*Set task*: Wherever the word "name" appears in a line, copy that line.

[Dataset rows about figures]
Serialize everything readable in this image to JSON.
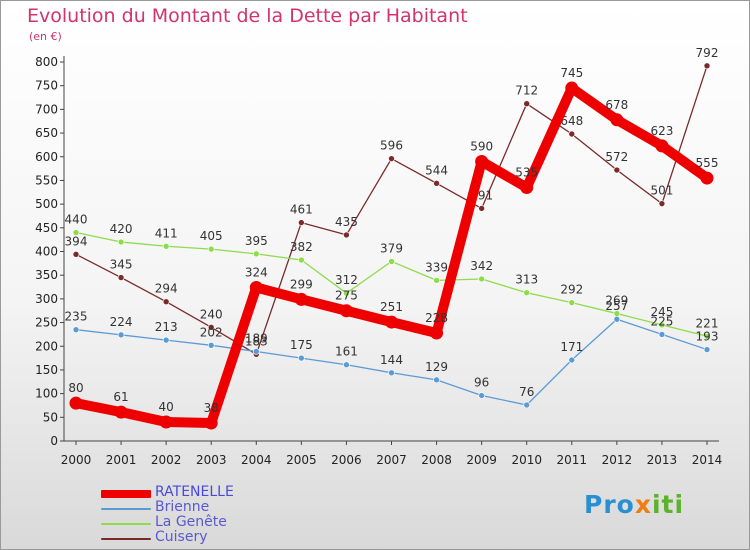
{
  "chart_data": {
    "type": "line",
    "title": "Evolution du Montant de la Dette par Habitant",
    "subtitle": "(en €)",
    "x": [
      "2000",
      "2001",
      "2002",
      "2003",
      "2004",
      "2005",
      "2006",
      "2007",
      "2008",
      "2009",
      "2010",
      "2011",
      "2012",
      "2013",
      "2014"
    ],
    "ylim": [
      0,
      800
    ],
    "yticks": [
      0,
      50,
      100,
      150,
      200,
      250,
      300,
      350,
      400,
      450,
      500,
      550,
      600,
      650,
      700,
      750,
      800
    ],
    "grid": false,
    "legend_position": "bottom-left",
    "series": [
      {
        "name": "RATENELLE",
        "color": "#ee0000",
        "values": [
          80,
          61,
          40,
          38,
          324,
          299,
          275,
          251,
          228,
          590,
          535,
          745,
          678,
          623,
          555
        ]
      },
      {
        "name": "Brienne",
        "color": "#5b9bd5",
        "values": [
          235,
          224,
          213,
          202,
          189,
          175,
          161,
          144,
          129,
          96,
          76,
          171,
          257,
          225,
          193
        ]
      },
      {
        "name": "La Genête",
        "color": "#8ddc4a",
        "values": [
          440,
          420,
          411,
          405,
          395,
          382,
          312,
          379,
          339,
          342,
          313,
          292,
          269,
          245,
          221
        ]
      },
      {
        "name": "Cuisery",
        "color": "#7b2a2a",
        "values": [
          394,
          345,
          294,
          240,
          183,
          461,
          435,
          596,
          544,
          491,
          712,
          648,
          572,
          501,
          792
        ]
      }
    ]
  },
  "logo": {
    "part1": "Pro",
    "part2": "x",
    "part3": "iti"
  }
}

*Answer to this exercise*:
        "name": "RATENELLE",
        "name": "Brienne",
        "name": "La Genête",
        "name": "Cuisery",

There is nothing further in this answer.